Collection entries:
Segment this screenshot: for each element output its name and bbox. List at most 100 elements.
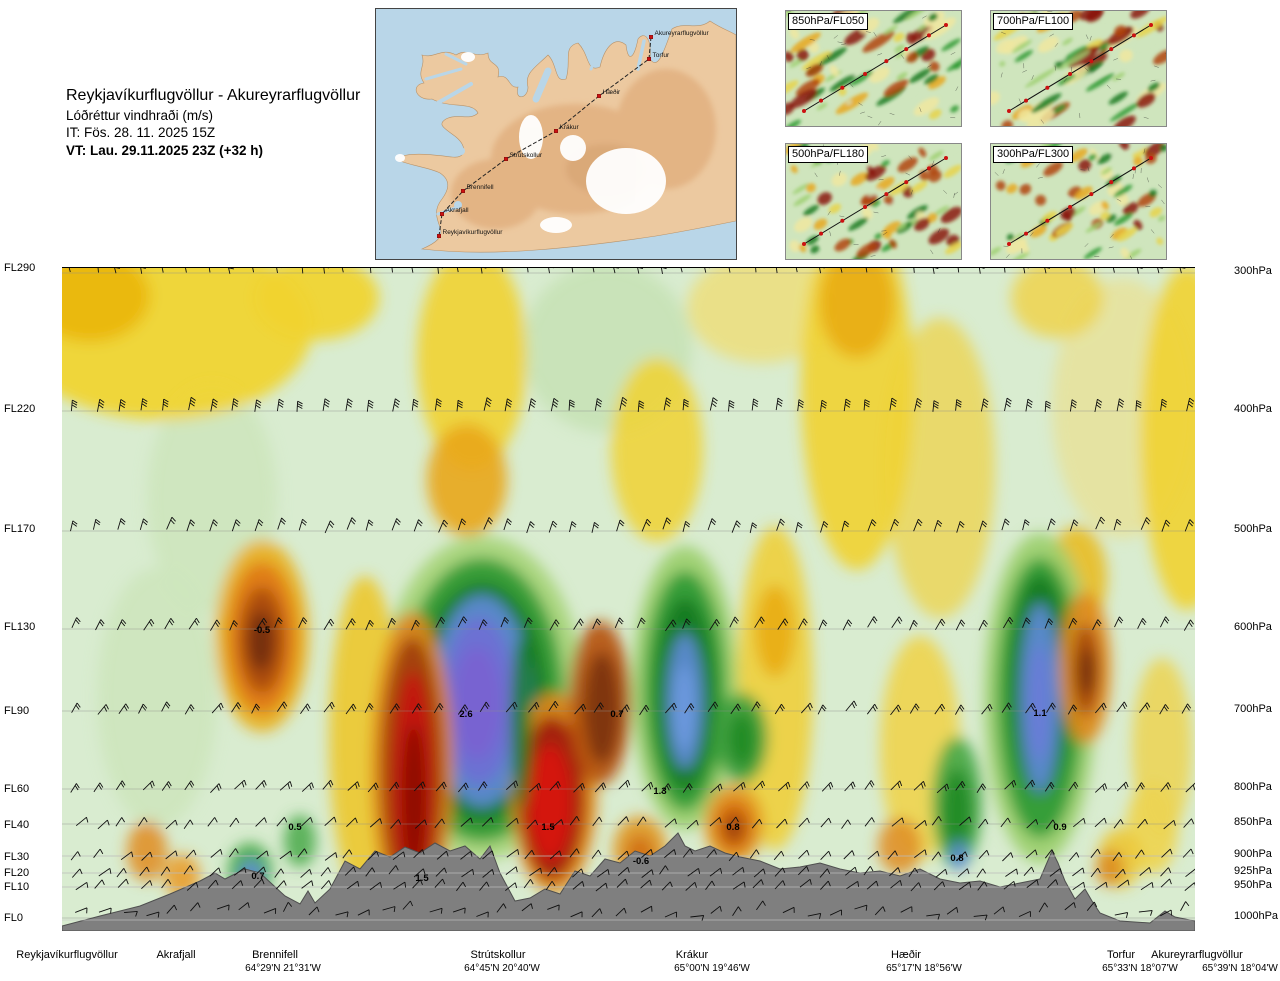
wind-barb bbox=[506, 849, 520, 858]
wind-barb bbox=[505, 866, 518, 875]
wind-barb bbox=[841, 819, 851, 829]
wind-barb bbox=[932, 400, 940, 412]
wind-barb bbox=[320, 880, 332, 890]
wind-barb bbox=[276, 817, 288, 827]
wind-barb bbox=[71, 868, 83, 878]
wind-barb bbox=[117, 518, 126, 530]
wind-barb bbox=[820, 817, 832, 828]
wind-barb bbox=[322, 398, 330, 411]
wind-barb bbox=[1000, 817, 1011, 828]
wind-barb bbox=[993, 906, 1005, 915]
route-map-svg: Reykjavíkurflugvöllur Akrafjall Brennifell… bbox=[376, 9, 736, 259]
wind-barb bbox=[956, 520, 965, 533]
wind-barb bbox=[574, 703, 587, 715]
contour-label: 1.3 bbox=[653, 786, 666, 797]
wind-barb bbox=[116, 868, 127, 878]
wind-barb bbox=[955, 399, 962, 411]
wind-barb bbox=[798, 781, 810, 791]
wind-barb bbox=[661, 783, 672, 793]
wind-barb bbox=[457, 616, 468, 628]
panel-waypoint-marker bbox=[1068, 205, 1073, 210]
field-blob bbox=[511, 638, 531, 808]
field-blob bbox=[819, 268, 895, 358]
wind-barb bbox=[322, 779, 334, 790]
pressure-label: 300hPa bbox=[1234, 265, 1272, 277]
wind-barb bbox=[142, 780, 155, 791]
wind-barb bbox=[161, 701, 171, 712]
wind-barb bbox=[276, 701, 288, 712]
wind-barb bbox=[411, 703, 422, 714]
waypoint-label: Strútskollur bbox=[510, 152, 543, 159]
pressure-label: 600hPa bbox=[1234, 621, 1272, 633]
cross-section-svg: -0.5 2.6 0.7 1.3 0.5 1.5 0.8 -0.6 1.1 0.9 0.7 1.5 0.… bbox=[62, 268, 1195, 931]
wind-barb bbox=[364, 703, 374, 713]
wind-barb bbox=[161, 781, 172, 791]
wind-barb bbox=[296, 400, 303, 412]
panel-waypoint-marker bbox=[1045, 85, 1050, 90]
wind-barb bbox=[1095, 881, 1108, 891]
wind-barb bbox=[978, 849, 990, 860]
panel-waypoint-marker bbox=[944, 156, 948, 160]
wind-barb bbox=[1112, 852, 1123, 862]
station-name: Krákur bbox=[675, 949, 709, 961]
wind-barb bbox=[752, 879, 764, 889]
wind-barb bbox=[775, 397, 783, 411]
wind-barbs bbox=[68, 268, 1195, 921]
wind-barb bbox=[402, 900, 414, 910]
panel-level-label: 850hPa/FL050 bbox=[788, 13, 869, 30]
wind-barb bbox=[115, 817, 125, 827]
wind-barb bbox=[1046, 702, 1056, 713]
wind-barb bbox=[460, 817, 473, 827]
wind-barb bbox=[209, 867, 221, 877]
wind-barb bbox=[548, 700, 559, 712]
wind-barb bbox=[617, 867, 630, 876]
wind-barb bbox=[1094, 783, 1108, 793]
wind-barb bbox=[1022, 519, 1030, 531]
wind-barb bbox=[478, 781, 488, 791]
wind-barb bbox=[641, 849, 654, 858]
wind-barb bbox=[414, 819, 427, 829]
wind-barb bbox=[523, 617, 533, 628]
wind-barb bbox=[1003, 880, 1016, 890]
wind-barb bbox=[1184, 519, 1194, 532]
wind-barb bbox=[664, 911, 678, 918]
wind-barb bbox=[1117, 879, 1130, 888]
wind-barb bbox=[387, 617, 397, 629]
wind-barb bbox=[1004, 397, 1012, 411]
wind-barb bbox=[143, 618, 155, 631]
wind-barb bbox=[435, 867, 447, 877]
wind-barb bbox=[935, 618, 946, 631]
flight-level-label: FL170 bbox=[4, 523, 36, 535]
wind-barb bbox=[981, 703, 993, 715]
wind-barb bbox=[1139, 702, 1151, 713]
wind-barb bbox=[365, 519, 374, 531]
wind-barb bbox=[342, 849, 353, 859]
wind-barb bbox=[799, 878, 812, 888]
wind-barb bbox=[889, 397, 897, 411]
wind-barb bbox=[730, 703, 741, 715]
wind-barb bbox=[1086, 901, 1098, 911]
wind-barb bbox=[1067, 704, 1078, 715]
panel-waypoint-marker bbox=[802, 109, 806, 113]
wind-barb bbox=[754, 616, 765, 628]
wind-barb bbox=[728, 816, 739, 827]
panel-waypoint-marker bbox=[840, 85, 845, 90]
field-blob bbox=[611, 358, 703, 542]
wind-barb bbox=[874, 906, 886, 916]
wind-barb bbox=[661, 881, 673, 891]
waypoint-label: Akureyrarflugvöllur bbox=[655, 30, 710, 37]
wind-barb bbox=[1159, 704, 1169, 715]
wind-barb bbox=[957, 868, 970, 878]
wind-barb bbox=[413, 519, 423, 532]
wind-barb bbox=[120, 851, 134, 861]
wind-barb bbox=[97, 704, 109, 715]
field-blob bbox=[1096, 850, 1124, 886]
wind-barb bbox=[141, 851, 153, 861]
wind-barb bbox=[956, 851, 968, 861]
wind-barb bbox=[955, 780, 966, 791]
wind-barb bbox=[323, 701, 335, 713]
wind-barb bbox=[1135, 400, 1142, 412]
wind-barb bbox=[890, 780, 903, 791]
contour-label: 1.5 bbox=[541, 822, 555, 833]
waypoint-label: Hæðir bbox=[603, 88, 622, 96]
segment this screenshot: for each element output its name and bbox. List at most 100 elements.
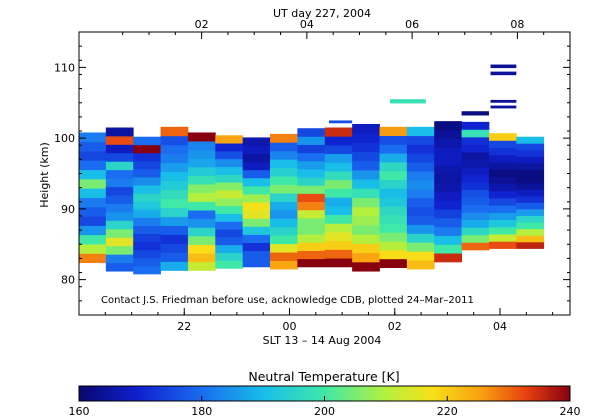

(Objective)
Reproduce every line of the data above verbatim, omitting the pictures.

(Result for this task)
Segment this screenshot: for each element output its name and bbox. List at most 100 elements.
wind-barb bbox=[506, 849, 520, 858]
wind-barb bbox=[505, 866, 518, 875]
wind-barb bbox=[841, 819, 851, 829]
wind-barb bbox=[932, 400, 940, 412]
wind-barb bbox=[320, 880, 332, 890]
wind-barb bbox=[276, 817, 288, 827]
wind-barb bbox=[71, 868, 83, 878]
wind-barb bbox=[117, 518, 126, 530]
wind-barb bbox=[820, 817, 832, 828]
wind-barb bbox=[322, 398, 330, 411]
wind-barb bbox=[1000, 817, 1011, 828]
wind-barb bbox=[993, 906, 1005, 915]
route-map-svg: Reykjavíkurflugvöllur Akrafjall Brennifell… bbox=[376, 9, 736, 259]
wind-barb bbox=[956, 520, 965, 533]
wind-barb bbox=[574, 703, 587, 715]
contour-label: 1.3 bbox=[653, 786, 666, 797]
wind-barb bbox=[116, 868, 127, 878]
wind-barb bbox=[955, 399, 962, 411]
wind-barb bbox=[798, 781, 810, 791]
wind-barb bbox=[661, 783, 672, 793]
wind-barb bbox=[457, 616, 468, 628]
panel-waypoint-marker bbox=[1068, 205, 1073, 210]
field-blob bbox=[511, 638, 531, 808]
field-blob bbox=[819, 268, 895, 358]
wind-barb bbox=[322, 779, 334, 790]
pressure-label: 300hPa bbox=[1234, 265, 1272, 277]
wind-barb bbox=[142, 780, 155, 791]
wind-barb bbox=[161, 701, 171, 712]
wind-barb bbox=[276, 701, 288, 712]
wind-barb bbox=[411, 703, 422, 714]
waypoint-label: Strútskollur bbox=[510, 152, 543, 159]
pressure-label: 600hPa bbox=[1234, 621, 1272, 633]
cross-section-svg: -0.5 2.6 0.7 1.3 0.5 1.5 0.8 -0.6 1.1 0.9 0.7 1.5 0.… bbox=[62, 268, 1195, 931]
wind-barb bbox=[364, 703, 374, 713]
wind-barb bbox=[161, 781, 172, 791]
wind-barb bbox=[296, 400, 303, 412]
panel-waypoint-marker bbox=[1045, 85, 1050, 90]
wind-barb bbox=[1095, 881, 1108, 891]
wind-barb bbox=[978, 849, 990, 860]
panel-waypoint-marker bbox=[944, 156, 948, 160]
wind-barb bbox=[1112, 852, 1123, 862]
station-name: Krákur bbox=[675, 949, 709, 961]
wind-barb bbox=[752, 879, 764, 889]
wind-barb bbox=[775, 397, 783, 411]
wind-barbs bbox=[68, 268, 1195, 921]
wind-barb bbox=[402, 900, 414, 910]
panel-level-label: 850hPa/FL050 bbox=[788, 13, 869, 30]
wind-barb bbox=[115, 817, 125, 827]
wind-barb bbox=[1046, 702, 1056, 713]
wind-barb bbox=[460, 817, 473, 827]
wind-barb bbox=[209, 867, 221, 877]
wind-barb bbox=[548, 700, 559, 712]
wind-barb bbox=[617, 867, 630, 876]
wind-barb bbox=[1094, 783, 1108, 793]
wind-barb bbox=[1022, 519, 1030, 531]
wind-barb bbox=[478, 781, 488, 791]
wind-barb bbox=[641, 849, 654, 858]
wind-barb bbox=[414, 819, 427, 829]
wind-barb bbox=[523, 617, 533, 628]
wind-barb bbox=[1003, 880, 1016, 890]
wind-barb bbox=[1184, 519, 1194, 532]
wind-barb bbox=[664, 911, 678, 918]
wind-barb bbox=[1117, 879, 1130, 888]
wind-barb bbox=[387, 617, 397, 629]
wind-barb bbox=[1004, 397, 1012, 411]
wind-barb bbox=[143, 618, 155, 631]
wind-barb bbox=[435, 867, 447, 877]
wind-barb bbox=[935, 618, 946, 631]
flight-level-label: FL170 bbox=[4, 523, 36, 535]
wind-barb bbox=[981, 703, 993, 715]
wind-barb bbox=[1139, 702, 1151, 713]
wind-barb bbox=[365, 519, 374, 531]
wind-barb bbox=[342, 849, 353, 859]
wind-barb bbox=[799, 878, 812, 888]
wind-barb bbox=[889, 397, 897, 411]
wind-barb bbox=[730, 703, 741, 715]
wind-barb bbox=[1086, 901, 1098, 911]
wind-barb bbox=[1067, 704, 1078, 715]
panel-waypoint-marker bbox=[802, 109, 806, 113]
wind-barb bbox=[754, 616, 765, 628]
wind-barb bbox=[728, 816, 739, 827]
panel-waypoint-marker bbox=[840, 85, 845, 90]
field-blob bbox=[611, 358, 703, 542]
wind-barb bbox=[874, 906, 886, 916]
wind-barb bbox=[661, 881, 673, 891]
waypoint-label: Akureyrarflugvöllur bbox=[655, 30, 710, 37]
wind-barb bbox=[1159, 704, 1169, 715]
wind-barb bbox=[957, 868, 970, 878]
wind-barb bbox=[413, 519, 423, 532]
wind-barb bbox=[120, 851, 134, 861]
wind-barb bbox=[97, 704, 109, 715]
field-blob bbox=[1096, 850, 1124, 886]
wind-barb bbox=[141, 851, 153, 861]
wind-barb bbox=[956, 851, 968, 861]
wind-barb bbox=[955, 780, 966, 791]
wind-barb bbox=[323, 701, 335, 713]
wind-barb bbox=[1135, 400, 1142, 412]
wind-barb bbox=[890, 780, 903, 791]
contour-label: 1.5 bbox=[541, 822, 555, 833]
waypoint-label: Hæðir bbox=[603, 88, 622, 96]
segment this screenshot: for each element output its name and bbox. List at most 100 elements.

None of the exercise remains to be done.